South Korea's Constitutional Court removed President Park Geun-hye from office on Friday over a graft scandal involving the country's conglomerates, including Samsung. Park, 65, no longer has immunity as president, and could now face criminal charges over bribery, extortion and abuse of power in connection with allegations of conspiring with her friend, Choi Soon-sil. Two supporters died in clashes with police during protests. Others celebrated with chicken.
As Iraqi forces fight Islamic State militants deeper into western Mosul, they face increasingly stiff resistance, with the jihadists using mortar and sniper fire to try to hold off a U.S.-backed offensive to drive them out of their last major stronghold in the country.
China’s urging all of the parties involved in the dispute over North Korea's nuclear and missile program to think "out of the box.”
Meanwhile, travel firms, feeling pressure from China, forced airlines and cruise operators to cut routes to South Korea, as the fallout spread on Friday from a diplomatic disputes over Seoul's plans to deploy a U.S. missile defense system against Beijing's objections.
U.S. President Donald Trump was granted initial approval on dozens of new trademarks in China because they met legal standards, but Trump’s ties between politics and business have prompted concern from politicians and rights groups who say the president could face potential conflicts of interest related to the extensive business affairs of his family.
Trump’s disputes with local governments could create more conflicts of interest. An official in a town in a tax dispute involving one of Trump’s golf courses worried that taking a tough negotiating stance against a business owned by the president of the United States puts her town of 25,000 residents at risk of retribution. "Are we, the puny town of Ossining, going to choose to go up against the president's company?" said Dana Levenberg, the town supervisor. "I wouldn't want to do anything that has negative repercussions for the town of Ossining."
U.S. Secretary of State Rex Tillerson has recused himself from issues related to TransCanada Corp's application for a permit for the Keystone XL pipeline, the State Department said in a letter on Thursday to the environmental group Greenpeace. Greenpeace argued in its letter that Exxon Mobil would "directly and predictably" benefit from the approval of Keystone XL because the firm has investments in Canadian oil sands.

++++++++++

WORK TO COMPLETE ::
#1 Translate this sentence from the news summary into Spanish: "Two supporters died in clashes with police during protests."
#2 Reproduce the passage of the news summary between "South Korea's Constitutional" and "celebrated with chicken.", inclusive.
#3 Proceed with the news summary, writing on from its final sentence.

++++++++++

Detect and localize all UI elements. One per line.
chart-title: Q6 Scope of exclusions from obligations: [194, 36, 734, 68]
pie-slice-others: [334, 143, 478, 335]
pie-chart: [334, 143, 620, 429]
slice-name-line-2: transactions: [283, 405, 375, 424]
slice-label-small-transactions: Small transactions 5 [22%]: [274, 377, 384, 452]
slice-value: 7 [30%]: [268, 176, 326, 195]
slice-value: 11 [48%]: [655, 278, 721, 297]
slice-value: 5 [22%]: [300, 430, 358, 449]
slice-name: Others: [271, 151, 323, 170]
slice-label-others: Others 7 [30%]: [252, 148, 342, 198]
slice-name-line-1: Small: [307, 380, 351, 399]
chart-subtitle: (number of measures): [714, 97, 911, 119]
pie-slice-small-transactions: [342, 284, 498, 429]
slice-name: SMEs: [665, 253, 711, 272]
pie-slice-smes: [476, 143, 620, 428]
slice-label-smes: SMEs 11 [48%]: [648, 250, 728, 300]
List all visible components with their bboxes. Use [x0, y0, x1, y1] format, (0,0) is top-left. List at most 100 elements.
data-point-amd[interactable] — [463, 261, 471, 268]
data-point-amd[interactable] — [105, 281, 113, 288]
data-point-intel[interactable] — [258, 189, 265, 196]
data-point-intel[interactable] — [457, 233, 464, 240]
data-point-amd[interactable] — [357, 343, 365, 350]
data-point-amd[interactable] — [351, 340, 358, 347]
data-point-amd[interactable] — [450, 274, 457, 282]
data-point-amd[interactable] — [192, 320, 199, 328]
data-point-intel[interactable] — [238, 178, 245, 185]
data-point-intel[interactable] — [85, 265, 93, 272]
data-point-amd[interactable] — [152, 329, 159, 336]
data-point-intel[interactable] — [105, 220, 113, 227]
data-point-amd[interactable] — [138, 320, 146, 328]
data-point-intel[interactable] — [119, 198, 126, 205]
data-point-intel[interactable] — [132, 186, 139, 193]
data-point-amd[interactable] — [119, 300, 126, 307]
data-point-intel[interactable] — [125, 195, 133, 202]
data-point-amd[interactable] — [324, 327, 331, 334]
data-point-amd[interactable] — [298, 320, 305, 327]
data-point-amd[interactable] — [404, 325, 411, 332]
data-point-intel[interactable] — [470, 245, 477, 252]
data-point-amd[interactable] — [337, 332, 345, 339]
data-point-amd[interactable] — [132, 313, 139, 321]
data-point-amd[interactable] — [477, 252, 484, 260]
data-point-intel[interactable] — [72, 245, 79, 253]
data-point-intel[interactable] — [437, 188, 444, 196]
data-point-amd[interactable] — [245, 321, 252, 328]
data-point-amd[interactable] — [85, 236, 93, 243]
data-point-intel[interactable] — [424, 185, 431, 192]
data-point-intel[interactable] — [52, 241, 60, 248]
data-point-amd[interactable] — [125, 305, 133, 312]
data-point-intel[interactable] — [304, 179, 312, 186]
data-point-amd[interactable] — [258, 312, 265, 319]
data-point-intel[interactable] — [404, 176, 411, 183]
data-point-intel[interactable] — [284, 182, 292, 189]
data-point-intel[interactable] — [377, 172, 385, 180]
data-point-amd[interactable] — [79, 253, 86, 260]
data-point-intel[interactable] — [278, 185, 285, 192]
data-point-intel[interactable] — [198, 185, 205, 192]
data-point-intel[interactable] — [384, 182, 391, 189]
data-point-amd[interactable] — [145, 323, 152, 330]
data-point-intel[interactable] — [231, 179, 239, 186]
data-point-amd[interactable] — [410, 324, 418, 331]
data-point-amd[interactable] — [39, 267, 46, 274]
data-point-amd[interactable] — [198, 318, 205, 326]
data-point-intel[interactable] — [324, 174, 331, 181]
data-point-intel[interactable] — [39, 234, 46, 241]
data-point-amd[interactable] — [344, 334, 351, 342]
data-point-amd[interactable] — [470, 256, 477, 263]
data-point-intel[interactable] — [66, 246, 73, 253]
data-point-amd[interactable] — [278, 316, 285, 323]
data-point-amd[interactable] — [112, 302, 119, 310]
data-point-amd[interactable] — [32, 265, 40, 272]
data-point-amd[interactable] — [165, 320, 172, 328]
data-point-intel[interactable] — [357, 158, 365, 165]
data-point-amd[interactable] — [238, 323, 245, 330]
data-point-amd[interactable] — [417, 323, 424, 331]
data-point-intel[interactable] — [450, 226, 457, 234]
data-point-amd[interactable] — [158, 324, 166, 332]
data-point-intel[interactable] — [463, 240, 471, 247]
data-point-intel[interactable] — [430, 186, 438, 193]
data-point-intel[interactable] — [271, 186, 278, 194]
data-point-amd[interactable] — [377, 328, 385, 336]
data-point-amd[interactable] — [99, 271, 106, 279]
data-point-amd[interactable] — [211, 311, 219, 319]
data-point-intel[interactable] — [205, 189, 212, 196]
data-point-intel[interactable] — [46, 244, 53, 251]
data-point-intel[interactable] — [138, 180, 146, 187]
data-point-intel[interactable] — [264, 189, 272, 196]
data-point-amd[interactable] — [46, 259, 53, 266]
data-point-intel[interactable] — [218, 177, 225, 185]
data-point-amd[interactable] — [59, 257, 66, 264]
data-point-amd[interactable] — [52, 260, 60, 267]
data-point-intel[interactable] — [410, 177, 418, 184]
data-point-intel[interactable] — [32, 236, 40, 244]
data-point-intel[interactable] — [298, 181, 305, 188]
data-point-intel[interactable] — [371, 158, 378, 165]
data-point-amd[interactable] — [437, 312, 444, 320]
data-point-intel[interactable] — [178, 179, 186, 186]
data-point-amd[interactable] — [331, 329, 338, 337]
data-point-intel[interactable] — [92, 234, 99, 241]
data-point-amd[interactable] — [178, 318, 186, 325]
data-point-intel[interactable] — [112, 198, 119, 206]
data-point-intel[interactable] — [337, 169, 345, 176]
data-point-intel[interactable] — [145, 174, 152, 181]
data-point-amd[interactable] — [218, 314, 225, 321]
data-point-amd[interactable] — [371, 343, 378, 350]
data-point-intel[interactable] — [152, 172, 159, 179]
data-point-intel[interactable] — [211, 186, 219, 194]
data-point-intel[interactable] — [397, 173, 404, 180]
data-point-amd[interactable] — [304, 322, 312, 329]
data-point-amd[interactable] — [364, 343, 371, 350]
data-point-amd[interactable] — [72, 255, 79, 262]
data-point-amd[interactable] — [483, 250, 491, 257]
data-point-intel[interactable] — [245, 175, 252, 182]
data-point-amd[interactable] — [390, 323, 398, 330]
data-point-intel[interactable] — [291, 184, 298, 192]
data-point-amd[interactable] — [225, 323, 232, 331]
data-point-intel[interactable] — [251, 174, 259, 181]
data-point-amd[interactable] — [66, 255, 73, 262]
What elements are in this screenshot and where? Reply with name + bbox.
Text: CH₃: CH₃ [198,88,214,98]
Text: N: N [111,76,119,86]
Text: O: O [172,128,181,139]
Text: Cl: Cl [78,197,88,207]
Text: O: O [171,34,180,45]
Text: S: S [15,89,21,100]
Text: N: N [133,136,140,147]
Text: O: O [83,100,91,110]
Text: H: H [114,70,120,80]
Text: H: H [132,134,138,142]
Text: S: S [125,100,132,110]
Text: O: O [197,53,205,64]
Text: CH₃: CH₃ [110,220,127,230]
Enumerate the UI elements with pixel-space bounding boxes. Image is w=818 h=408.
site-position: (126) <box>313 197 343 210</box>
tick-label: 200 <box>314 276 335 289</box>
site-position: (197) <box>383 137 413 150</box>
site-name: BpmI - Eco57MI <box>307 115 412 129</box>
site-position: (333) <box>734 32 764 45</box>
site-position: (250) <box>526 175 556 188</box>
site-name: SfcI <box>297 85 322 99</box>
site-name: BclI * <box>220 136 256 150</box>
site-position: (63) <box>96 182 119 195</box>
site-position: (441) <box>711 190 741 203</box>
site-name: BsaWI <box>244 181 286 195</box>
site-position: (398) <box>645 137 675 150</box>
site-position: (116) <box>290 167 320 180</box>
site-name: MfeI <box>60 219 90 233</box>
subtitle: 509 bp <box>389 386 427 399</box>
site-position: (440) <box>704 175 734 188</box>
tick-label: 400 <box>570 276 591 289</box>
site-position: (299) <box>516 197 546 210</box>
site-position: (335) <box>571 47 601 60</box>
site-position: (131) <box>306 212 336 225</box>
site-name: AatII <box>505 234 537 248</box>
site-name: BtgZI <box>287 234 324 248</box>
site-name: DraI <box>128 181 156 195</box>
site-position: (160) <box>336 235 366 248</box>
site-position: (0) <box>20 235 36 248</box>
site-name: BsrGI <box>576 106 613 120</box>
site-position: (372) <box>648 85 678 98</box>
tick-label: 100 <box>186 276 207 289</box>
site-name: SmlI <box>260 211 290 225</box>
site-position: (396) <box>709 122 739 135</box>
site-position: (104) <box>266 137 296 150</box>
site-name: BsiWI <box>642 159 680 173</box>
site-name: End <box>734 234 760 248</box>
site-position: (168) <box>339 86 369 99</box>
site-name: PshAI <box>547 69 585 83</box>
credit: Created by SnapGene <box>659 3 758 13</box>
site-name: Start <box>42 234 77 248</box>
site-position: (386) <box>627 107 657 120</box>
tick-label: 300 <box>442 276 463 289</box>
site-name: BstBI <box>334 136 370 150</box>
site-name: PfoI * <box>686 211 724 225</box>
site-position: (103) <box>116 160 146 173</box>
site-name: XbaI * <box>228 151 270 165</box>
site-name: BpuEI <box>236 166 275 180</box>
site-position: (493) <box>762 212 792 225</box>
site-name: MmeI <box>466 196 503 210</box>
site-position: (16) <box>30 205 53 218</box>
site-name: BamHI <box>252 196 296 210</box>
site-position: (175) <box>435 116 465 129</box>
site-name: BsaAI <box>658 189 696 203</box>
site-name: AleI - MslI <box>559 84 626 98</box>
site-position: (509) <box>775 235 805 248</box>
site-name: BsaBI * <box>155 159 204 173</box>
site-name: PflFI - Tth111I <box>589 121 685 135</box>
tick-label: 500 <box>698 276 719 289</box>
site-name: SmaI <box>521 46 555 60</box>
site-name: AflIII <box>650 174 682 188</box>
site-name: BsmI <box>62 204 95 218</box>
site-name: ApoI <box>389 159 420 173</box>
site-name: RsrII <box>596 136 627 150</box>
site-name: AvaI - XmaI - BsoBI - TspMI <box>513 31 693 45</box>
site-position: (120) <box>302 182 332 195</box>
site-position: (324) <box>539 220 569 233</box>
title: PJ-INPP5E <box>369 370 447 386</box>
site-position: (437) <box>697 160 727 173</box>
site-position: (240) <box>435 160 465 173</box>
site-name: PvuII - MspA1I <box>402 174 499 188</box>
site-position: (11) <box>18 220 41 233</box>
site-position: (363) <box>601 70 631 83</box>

++++++++++

ANSWERS GIVEN ::
#1 Dos simpatizantes murieron en enfrentamientos con la policía durante las protestas.

#2
South Korea's Constitutional Court removed President Park Geun-hye from office on Friday over a graft scandal involving the country's conglomerates, including Samsung. Park, 65, no longer has immunity as president, and could now face criminal charges over bribery, extortion and abuse of power in connection with allegations of conspiring with her friend, Choi Soon-sil. Two supporters died in clashes with police during protests. Others celebrated with chicken.

#3
The majority of respondents to a new U.S. poll opposed laws barring transgender people from using bathrooms consistent with their gender identities and indicated growing acceptance for gay rights, a nonpartisan research group said on Friday.
Hungary will arm “border hunters” - trained police and army units - to keep out migrants, a new strategy of a security clamp down that has raised human rights concerns.
Nigerian President Muhammadu Buhari returned home on Friday after nearly two months of medical leave in Britain during which his deputy, Yemi Osinbajo, stamped his authority on economic policy in Africa's top oil producer.
U.S. employers likely maintained a brisk pace of hiring in February and boosted wages for workers, which is expected to give the Federal Reserve the green light to raise interest rates next week despite slowing economic growth.
A Hong Kong court on Friday found five Uber drivers guilty of illegally offering ride-hailing services, the latest clamp down against Uber’s operations in Asia and a rare case where drivers have been found criminally liable.
When will British Prime Minister Theresa May trigger Brexit? Later this month. Key dates and what to expect afterward.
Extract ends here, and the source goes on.